__GIVEN ENTRIES__
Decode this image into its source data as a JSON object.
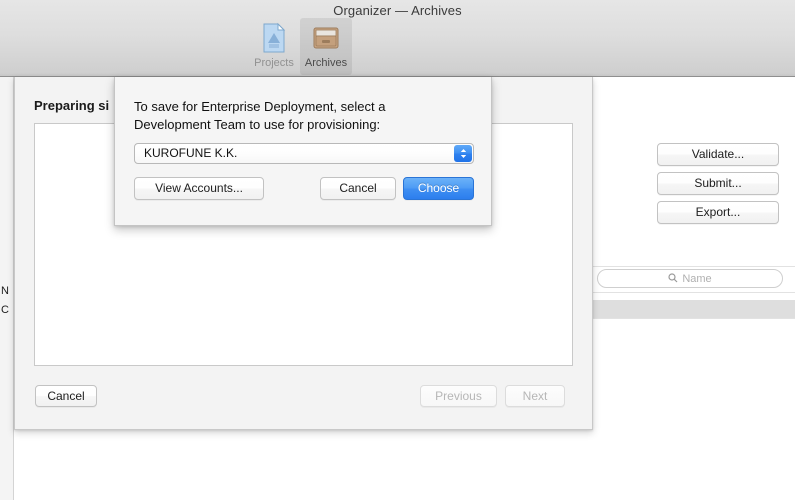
{
  "window": {
    "title": "Organizer — Archives",
    "toolbar": {
      "tabs": [
        {
          "label": "Projects",
          "icon": "project-document-icon",
          "selected": false
        },
        {
          "label": "Archives",
          "icon": "file-cabinet-icon",
          "selected": true
        }
      ]
    }
  },
  "sheet": {
    "title": "Preparing si",
    "cancel_label": "Cancel",
    "previous_label": "Previous",
    "next_label": "Next"
  },
  "dialog": {
    "message_line1": "To save for Enterprise Deployment, select a",
    "message_line2": "Development Team to use for provisioning:",
    "team_value": "KUROFUNE K.K.",
    "stepper_icon": "chevron-up-down-icon",
    "view_accounts_label": "View Accounts...",
    "cancel_label": "Cancel",
    "choose_label": "Choose",
    "choose_color": "#3f8ff2"
  },
  "right_panel": {
    "actions": [
      {
        "label": "Validate..."
      },
      {
        "label": "Submit..."
      },
      {
        "label": "Export..."
      }
    ],
    "search": {
      "placeholder": "Name",
      "value": "",
      "icon": "search-icon"
    }
  },
  "table": {
    "clipped_headers": [
      "N",
      "C"
    ]
  }
}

__EXERCISE PROMPT__
Extract the entries in full, exactly as they are, minus the pictures.

__RESPONSE BELOW__
Decode this image into its source data as a JSON object.
{
  "window": {
    "title": "Organizer — Archives",
    "toolbar": {
      "tabs": [
        {
          "label": "Projects",
          "icon": "project-document-icon",
          "selected": false
        },
        {
          "label": "Archives",
          "icon": "file-cabinet-icon",
          "selected": true
        }
      ]
    }
  },
  "sheet": {
    "title": "Preparing si",
    "cancel_label": "Cancel",
    "previous_label": "Previous",
    "next_label": "Next"
  },
  "dialog": {
    "message_line1": "To save for Enterprise Deployment, select a",
    "message_line2": "Development Team to use for provisioning:",
    "team_value": "KUROFUNE K.K.",
    "stepper_icon": "chevron-up-down-icon",
    "view_accounts_label": "View Accounts...",
    "cancel_label": "Cancel",
    "choose_label": "Choose",
    "choose_color": "#3f8ff2"
  },
  "right_panel": {
    "actions": [
      {
        "label": "Validate..."
      },
      {
        "label": "Submit..."
      },
      {
        "label": "Export..."
      }
    ],
    "search": {
      "placeholder": "Name",
      "value": "",
      "icon": "search-icon"
    }
  },
  "table": {
    "clipped_headers": [
      "N",
      "C"
    ]
  }
}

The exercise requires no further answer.